• [INPUT ROWS]
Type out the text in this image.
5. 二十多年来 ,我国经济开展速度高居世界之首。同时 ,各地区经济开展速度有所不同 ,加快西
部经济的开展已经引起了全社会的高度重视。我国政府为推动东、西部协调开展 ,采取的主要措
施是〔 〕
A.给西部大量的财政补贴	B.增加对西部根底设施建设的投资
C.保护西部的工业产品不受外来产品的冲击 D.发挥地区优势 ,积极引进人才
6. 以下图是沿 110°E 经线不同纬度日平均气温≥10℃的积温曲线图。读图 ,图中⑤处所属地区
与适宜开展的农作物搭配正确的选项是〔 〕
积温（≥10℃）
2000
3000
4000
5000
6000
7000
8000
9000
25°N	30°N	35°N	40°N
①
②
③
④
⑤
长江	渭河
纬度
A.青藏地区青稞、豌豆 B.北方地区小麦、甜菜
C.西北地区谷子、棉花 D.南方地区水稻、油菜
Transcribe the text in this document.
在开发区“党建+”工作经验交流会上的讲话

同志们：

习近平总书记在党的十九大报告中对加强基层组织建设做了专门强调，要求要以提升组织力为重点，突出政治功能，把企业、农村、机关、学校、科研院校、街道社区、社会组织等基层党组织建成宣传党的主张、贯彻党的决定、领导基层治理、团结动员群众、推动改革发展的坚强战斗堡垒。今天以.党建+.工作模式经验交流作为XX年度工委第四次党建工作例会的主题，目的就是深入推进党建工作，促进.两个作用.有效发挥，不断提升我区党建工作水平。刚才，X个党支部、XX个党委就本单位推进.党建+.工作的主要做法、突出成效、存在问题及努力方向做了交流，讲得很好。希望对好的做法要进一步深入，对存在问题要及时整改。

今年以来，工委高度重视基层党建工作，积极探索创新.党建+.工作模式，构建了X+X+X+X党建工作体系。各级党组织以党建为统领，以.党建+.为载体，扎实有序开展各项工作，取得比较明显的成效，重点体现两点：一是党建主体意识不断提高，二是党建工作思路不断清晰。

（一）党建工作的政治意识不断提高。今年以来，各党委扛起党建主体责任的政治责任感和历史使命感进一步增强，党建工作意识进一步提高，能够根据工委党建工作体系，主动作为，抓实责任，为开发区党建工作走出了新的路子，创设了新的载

• [INSTRUCTION]
Transcribe every entry word for word.

• [TASK OUTPUT]
Type out the text in this image.
5. 二十多年来 ,我国经济开展速度高居世界之首。同时 ,各地区经济开展速度有所不同 ,加快西
部经济的开展已经引起了全社会的高度重视。我国政府为推动东、西部协调开展 ,采取的主要措
施是〔 〕
A.给西部大量的财政补贴	B.增加对西部根底设施建设的投资
C.保护西部的工业产品不受外来产品的冲击 D.发挥地区优势 ,积极引进人才
6. 以下图是沿 110°E 经线不同纬度日平均气温≥10℃的积温曲线图。读图 ,图中⑤处所属地区
与适宜开展的农作物搭配正确的选项是〔 〕
积温（≥10℃）
2000
3000
4000
5000
6000
7000
8000
9000
25°N	30°N	35°N	40°N
①
②
③
④
⑤
长江	渭河
纬度
A.青藏地区青稞、豌豆 B.北方地区小麦、甜菜
C.西北地区谷子、棉花 D.南方地区水稻、油菜
Transcribe the text in this document.
在开发区“党建+”工作经验交流会上的讲话

同志们：

习近平总书记在党的十九大报告中对加强基层组织建设做了专门强调，要求要以提升组织力为重点，突出政治功能，把企业、农村、机关、学校、科研院校、街道社区、社会组织等基层党组织建成宣传党的主张、贯彻党的决定、领导基层治理、团结动员群众、推动改革发展的坚强战斗堡垒。今天以.党建+.工作模式经验交流作为XX年度工委第四次党建工作例会的主题，目的就是深入推进党建工作，促进.两个作用.有效发挥，不断提升我区党建工作水平。刚才，X个党支部、XX个党委就本单位推进.党建+.工作的主要做法、突出成效、存在问题及努力方向做了交流，讲得很好。希望对好的做法要进一步深入，对存在问题要及时整改。

今年以来，工委高度重视基层党建工作，积极探索创新.党建+.工作模式，构建了X+X+X+X党建工作体系。各级党组织以党建为统领，以.党建+.为载体，扎实有序开展各项工作，取得比较明显的成效，重点体现两点：一是党建主体意识不断提高，二是党建工作思路不断清晰。

（一）党建工作的政治意识不断提高。今年以来，各党委扛起党建主体责任的政治责任感和历史使命感进一步增强，党建工作意识进一步提高，能够根据工委党建工作体系，主动作为，抓实责任，为开发区党建工作走出了新的路子，创设了新的载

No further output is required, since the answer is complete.